**Exercise requirements**
Repeat exactly the lines below from the line that contains "Read all visible content and emit it as JSON." to the last line, inclusive, without the pictures.

— start of Given data —

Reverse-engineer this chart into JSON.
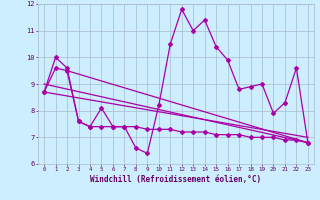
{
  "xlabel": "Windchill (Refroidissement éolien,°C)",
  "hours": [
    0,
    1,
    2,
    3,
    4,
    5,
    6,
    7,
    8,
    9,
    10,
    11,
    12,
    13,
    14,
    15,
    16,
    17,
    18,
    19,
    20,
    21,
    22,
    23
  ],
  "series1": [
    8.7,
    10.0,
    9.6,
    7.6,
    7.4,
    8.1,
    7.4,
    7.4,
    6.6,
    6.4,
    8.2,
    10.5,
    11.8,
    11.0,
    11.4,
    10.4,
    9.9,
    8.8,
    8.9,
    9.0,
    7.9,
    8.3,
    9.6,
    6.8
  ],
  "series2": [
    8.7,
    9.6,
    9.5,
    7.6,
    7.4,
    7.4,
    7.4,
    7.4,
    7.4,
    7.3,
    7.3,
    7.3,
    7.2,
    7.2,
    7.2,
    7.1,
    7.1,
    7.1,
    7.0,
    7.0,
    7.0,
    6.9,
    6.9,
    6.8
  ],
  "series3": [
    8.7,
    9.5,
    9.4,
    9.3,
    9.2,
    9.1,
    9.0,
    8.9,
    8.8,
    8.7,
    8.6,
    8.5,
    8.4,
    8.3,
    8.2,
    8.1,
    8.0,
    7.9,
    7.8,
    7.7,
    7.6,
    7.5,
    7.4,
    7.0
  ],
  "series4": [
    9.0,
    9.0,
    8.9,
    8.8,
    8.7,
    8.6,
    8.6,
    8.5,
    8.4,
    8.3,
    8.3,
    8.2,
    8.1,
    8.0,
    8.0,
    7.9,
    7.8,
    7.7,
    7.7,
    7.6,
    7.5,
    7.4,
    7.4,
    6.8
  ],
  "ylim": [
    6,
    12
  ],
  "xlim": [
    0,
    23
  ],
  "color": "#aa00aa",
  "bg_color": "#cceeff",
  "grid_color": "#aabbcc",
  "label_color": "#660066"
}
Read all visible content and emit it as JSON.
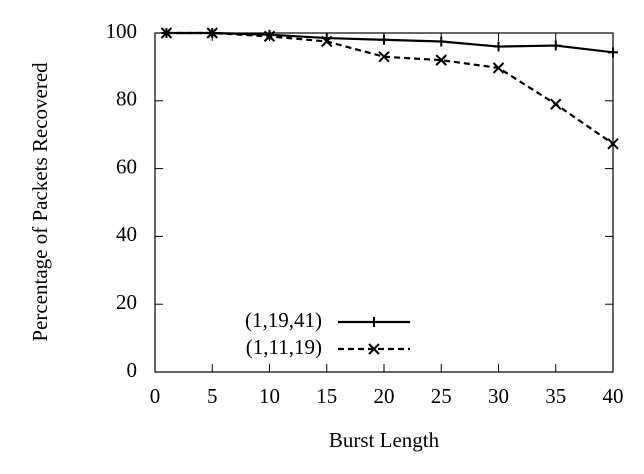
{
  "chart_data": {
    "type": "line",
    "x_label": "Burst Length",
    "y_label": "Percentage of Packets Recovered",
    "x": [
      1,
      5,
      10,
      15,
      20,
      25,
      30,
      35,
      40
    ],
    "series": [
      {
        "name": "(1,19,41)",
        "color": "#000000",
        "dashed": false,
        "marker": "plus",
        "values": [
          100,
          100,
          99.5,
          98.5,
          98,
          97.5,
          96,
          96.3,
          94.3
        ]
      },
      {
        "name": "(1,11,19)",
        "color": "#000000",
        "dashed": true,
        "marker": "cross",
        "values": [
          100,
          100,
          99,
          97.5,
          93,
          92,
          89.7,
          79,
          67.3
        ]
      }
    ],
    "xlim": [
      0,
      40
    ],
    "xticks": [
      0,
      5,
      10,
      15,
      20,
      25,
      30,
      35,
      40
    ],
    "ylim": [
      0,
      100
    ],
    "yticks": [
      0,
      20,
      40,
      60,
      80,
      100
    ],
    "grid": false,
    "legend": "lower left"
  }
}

— end of Given data —

**Task result**
Read all visible content and emit it as JSON.
{
  "chart_data": {
    "type": "line",
    "x_label": "Burst Length",
    "y_label": "Percentage of Packets Recovered",
    "x": [
      1,
      5,
      10,
      15,
      20,
      25,
      30,
      35,
      40
    ],
    "series": [
      {
        "name": "(1,19,41)",
        "color": "#000000",
        "dashed": false,
        "marker": "plus",
        "values": [
          100,
          100,
          99.5,
          98.5,
          98,
          97.5,
          96,
          96.3,
          94.3
        ]
      },
      {
        "name": "(1,11,19)",
        "color": "#000000",
        "dashed": true,
        "marker": "cross",
        "values": [
          100,
          100,
          99,
          97.5,
          93,
          92,
          89.7,
          79,
          67.3
        ]
      }
    ],
    "xlim": [
      0,
      40
    ],
    "xticks": [
      0,
      5,
      10,
      15,
      20,
      25,
      30,
      35,
      40
    ],
    "ylim": [
      0,
      100
    ],
    "yticks": [
      0,
      20,
      40,
      60,
      80,
      100
    ],
    "grid": false,
    "legend": "lower left"
  }
}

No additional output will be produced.